DATA SUPPLIED:
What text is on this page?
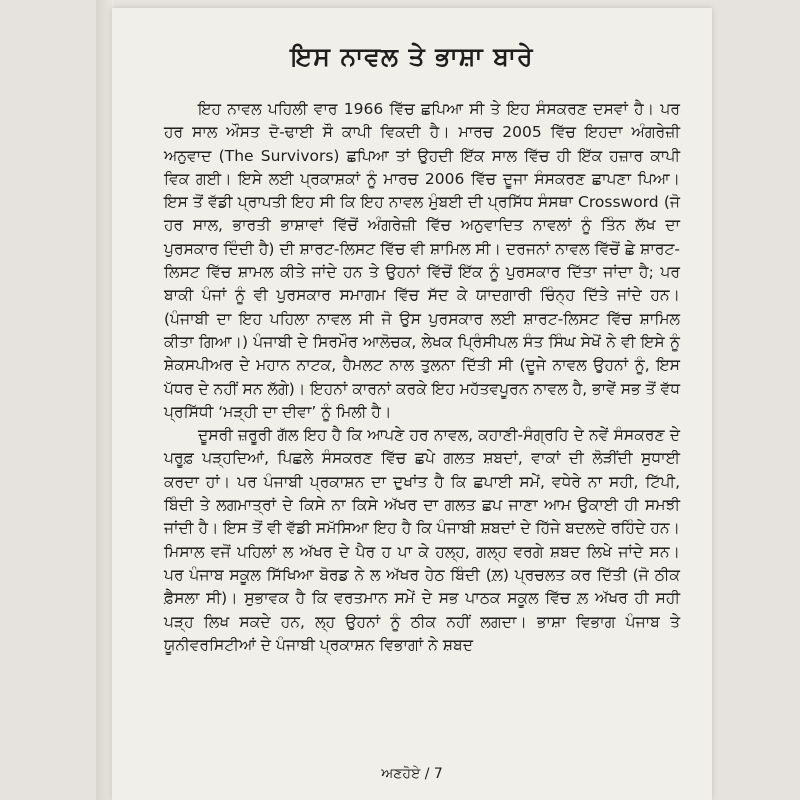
ਇਸ ਨਾਵਲ ਤੇ ਭਾਸ਼ਾ ਬਾਰੇ

ਇਹ ਨਾਵਲ ਪਹਿਲੀ ਵਾਰ 1966 ਵਿੱਚ ਛਪਿਆ ਸੀ ਤੇ ਇਹ ਸੰਸਕਰਣ ਦਸਵਾਂ ਹੈ। ਪਰ ਹਰ ਸਾਲ ਔਸਤ ਦੋ-ਢਾਈ ਸੌ ਕਾਪੀ ਵਿਕਦੀ ਹੈ। ਮਾਰਚ 2005 ਵਿੱਚ ਇਹਦਾ ਅੰਗਰੇਜ਼ੀ ਅਨੁਵਾਦ (The Survivors) ਛਪਿਆ ਤਾਂ ਉਹਦੀ ਇੱਕ ਸਾਲ ਵਿੱਚ ਹੀ ਇੱਕ ਹਜ਼ਾਰ ਕਾਪੀ ਵਿਕ ਗਈ। ਇਸੇ ਲਈ ਪ੍ਰਕਾਸ਼ਕਾਂ ਨੂੰ ਮਾਰਚ 2006 ਵਿੱਚ ਦੂਜਾ ਸੰਸਕਰਣ ਛਾਪਣਾ ਪਿਆ। ਇਸ ਤੋਂ ਵੱਡੀ ਪ੍ਰਾਪਤੀ ਇਹ ਸੀ ਕਿ ਇਹ ਨਾਵਲ ਮੁੰਬਈ ਦੀ ਪ੍ਰਸਿੱਧ ਸੰਸਥਾ Crossword (ਜੋ ਹਰ ਸਾਲ, ਭਾਰਤੀ ਭਾਸ਼ਾਵਾਂ ਵਿੱਚੋਂ ਅੰਗਰੇਜ਼ੀ ਵਿੱਚ ਅਨੁਵਾਦਿਤ ਨਾਵਲਾਂ ਨੂੰ ਤਿੰਨ ਲੱਖ ਦਾ ਪੁਰਸਕਾਰ ਦਿੰਦੀ ਹੈ) ਦੀ ਸ਼ਾਰਟ-ਲਿਸਟ ਵਿੱਚ ਵੀ ਸ਼ਾਮਿਲ ਸੀ। ਦਰਜਨਾਂ ਨਾਵਲ ਵਿੱਚੋਂ ਛੇ ਸ਼ਾਰਟ-ਲਿਸਟ ਵਿੱਚ ਸ਼ਾਮਲ ਕੀਤੇ ਜਾਂਦੇ ਹਨ ਤੇ ਉਹਨਾਂ ਵਿੱਚੋਂ ਇੱਕ ਨੂੰ ਪੁਰਸਕਾਰ ਦਿੱਤਾ ਜਾਂਦਾ ਹੈ; ਪਰ ਬਾਕੀ ਪੰਜਾਂ ਨੂੰ ਵੀ ਪੁਰਸਕਾਰ ਸਮਾਗਮ ਵਿੱਚ ਸੱਦ ਕੇ ਯਾਦਗਾਰੀ ਚਿੰਨ੍ਹ ਦਿੱਤੇ ਜਾਂਦੇ ਹਨ। (ਪੰਜਾਬੀ ਦਾ ਇਹ ਪਹਿਲਾ ਨਾਵਲ ਸੀ ਜੋ ਉਸ ਪੁਰਸਕਾਰ ਲਈ ਸ਼ਾਰਟ-ਲਿਸਟ ਵਿੱਚ ਸ਼ਾਮਿਲ ਕੀਤਾ ਗਿਆ।) ਪੰਜਾਬੀ ਦੇ ਸਿਰਮੌਰ ਆਲੋਚਕ, ਲੇਖਕ ਪ੍ਰਿੰਸੀਪਲ ਸੰਤ ਸਿੰਘ ਸੇਖੋਂ ਨੇ ਵੀ ਇਸੇ ਨੂੰ ਸ਼ੇਕਸਪੀਅਰ ਦੇ ਮਹਾਨ ਨਾਟਕ, ਹੈਮਲਟ ਨਾਲ ਤੁਲਨਾ ਦਿੱਤੀ ਸੀ (ਦੂਜੇ ਨਾਵਲ ਉਹਨਾਂ ਨੂੰ, ਇਸ ਪੱਧਰ ਦੇ ਨਹੀਂ ਸਨ ਲੱਗੇ)। ਇਹਨਾਂ ਕਾਰਨਾਂ ਕਰਕੇ ਇਹ ਮਹੱਤਵਪੂਰਨ ਨਾਵਲ ਹੈ, ਭਾਵੇਂ ਸਭ ਤੋਂ ਵੱਧ ਪ੍ਰਸਿੱਧੀ ‘ਮੜ੍ਹੀ ਦਾ ਦੀਵਾ’ ਨੂੰ ਮਿਲੀ ਹੈ।

ਦੂਸਰੀ ਜ਼ਰੂਰੀ ਗੱਲ ਇਹ ਹੈ ਕਿ ਆਪਣੇ ਹਰ ਨਾਵਲ, ਕਹਾਣੀ-ਸੰਗ੍ਰਹਿ ਦੇ ਨਵੇਂ ਸੰਸਕਰਣ ਦੇ ਪਰੂਫ਼ ਪੜ੍ਹਦਿਆਂ, ਪਿਛਲੇ ਸੰਸਕਰਣ ਵਿੱਚ ਛਪੇ ਗਲਤ ਸ਼ਬਦਾਂ, ਵਾਕਾਂ ਦੀ ਲੋੜੀਂਦੀ ਸੁਧਾਈ ਕਰਦਾ ਹਾਂ। ਪਰ ਪੰਜਾਬੀ ਪ੍ਰਕਾਸ਼ਨ ਦਾ ਦੁਖਾਂਤ ਹੈ ਕਿ ਛਪਾਈ ਸਮੇਂ, ਵਧੇਰੇ ਨਾ ਸਹੀ, ਟਿੱਪੀ, ਬਿੰਦੀ ਤੇ ਲਗਮਾਤ੍ਰਾਂ ਦੇ ਕਿਸੇ ਨਾ ਕਿਸੇ ਅੱਖਰ ਦਾ ਗਲਤ ਛਪ ਜਾਣਾ ਆਮ ਉਕਾਈ ਹੀ ਸਮਝੀ ਜਾਂਦੀ ਹੈ। ਇਸ ਤੋਂ ਵੀ ਵੱਡੀ ਸਮੱਸਿਆ ਇਹ ਹੈ ਕਿ ਪੰਜਾਬੀ ਸ਼ਬਦਾਂ ਦੇ ਹਿੱਜੇ ਬਦਲਦੇ ਰਹਿੰਦੇ ਹਨ। ਮਿਸਾਲ ਵਜੋਂ ਪਹਿਲਾਂ ਲ ਅੱਖਰ ਦੇ ਪੈਰ ਹ ਪਾ ਕੇ ਹਲ੍ਹ, ਗਲ੍ਹ ਵਰਗੇ ਸ਼ਬਦ ਲਿਖੇ ਜਾਂਦੇ ਸਨ। ਪਰ ਪੰਜਾਬ ਸਕੂਲ ਸਿੱਖਿਆ ਬੋਰਡ ਨੇ ਲ ਅੱਖਰ ਹੇਠ ਬਿੰਦੀ (ਲ਼) ਪ੍ਰਚਲਤ ਕਰ ਦਿੱਤੀ (ਜੋ ਠੀਕ ਫ਼ੈਸਲਾ ਸੀ)। ਸੁਭਾਵਕ ਹੈ ਕਿ ਵਰਤਮਾਨ ਸਮੇਂ ਦੇ ਸਭ ਪਾਠਕ ਸਕੂਲ ਵਿੱਚ ਲ਼ ਅੱਖਰ ਹੀ ਸਹੀ ਪੜ੍ਹ ਲਿਖ ਸਕਦੇ ਹਨ, ਲ੍ਹ ਉਹਨਾਂ ਨੂੰ ਠੀਕ ਨਹੀਂ ਲਗਦਾ। ਭਾਸ਼ਾ ਵਿਭਾਗ ਪੰਜਾਬ ਤੇ ਯੂਨੀਵਰਸਿਟੀਆਂ ਦੇ ਪੰਜਾਬੀ ਪ੍ਰਕਾਸ਼ਨ ਵਿਭਾਗਾਂ ਨੇ ਸ਼ਬਦ

ਅਣਹੋਏ / 7
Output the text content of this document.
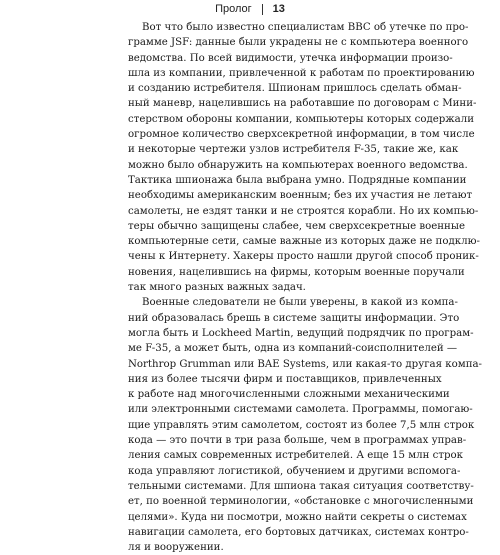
Пролог 13
Вот что было известно специалистам BBC об утечке по про-
грамме JSF: данные были украдены не с компьютера военного
ведомства. По всей видимости, утечка информации произо-
шла из компании, привлеченной к работам по проектированию
и созданию истребителя. Шпионам пришлось сделать обман-
ный маневр, нацелившись на работавшие по договорам с Мини-
стерством обороны компании, компьютеры которых содержали
огромное количество сверхсекретной информации, в том числе
и некоторые чертежи узлов истребителя F-35, такие же, как
можно было обнаружить на компьютерах военного ведомства.
Тактика шпионажа была выбрана умно. Подрядные компании
необходимы американским военным; без их участия не летают
самолеты, не ездят танки и не строятся корабли. Но их компью-
теры обычно защищены слабее, чем сверхсекретные военные
компьютерные сети, самые важные из которых даже не подклю-
чены к Интернету. Хакеры просто нашли другой способ проник-
новения, нацелившись на фирмы, которым военные поручали
так много разных важных задач.
Военные следователи не были уверены, в какой из компа-
ний образовалась брешь в системе защиты информации. Это
могла быть и Lockheed Martin, ведущий подрядчик по програм-
ме F-35, а может быть, одна из компаний-соисполнителей —
Northrop Grumman или BAE Systems, или какая-то другая компа-
ния из более тысячи фирм и поставщиков, привлеченных
к работе над многочисленными сложными механическими
или электронными системами самолета. Программы, помогаю-
щие управлять этим самолетом, состоят из более 7,5 млн строк
кода — это почти в три раза больше, чем в программах управ-
ления самых современных истребителей. А еще 15 млн строк
кода управляют логистикой, обучением и другими вспомога-
тельными системами. Для шпиона такая ситуация соответству-
ет, по военной терминологии, «обстановке с многочисленными
целями». Куда ни посмотри, можно найти секреты о системах
навигации самолета, его бортовых датчиках, системах контро-
ля и вооружении.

TASK DIRECTIONS: Give every line of the material that includes the string "более".

WRITTEN ANSWER:
ния из более тысячи фирм и поставщиков, привлеченных
щие управлять этим самолетом, состоят из более 7,5 млн строк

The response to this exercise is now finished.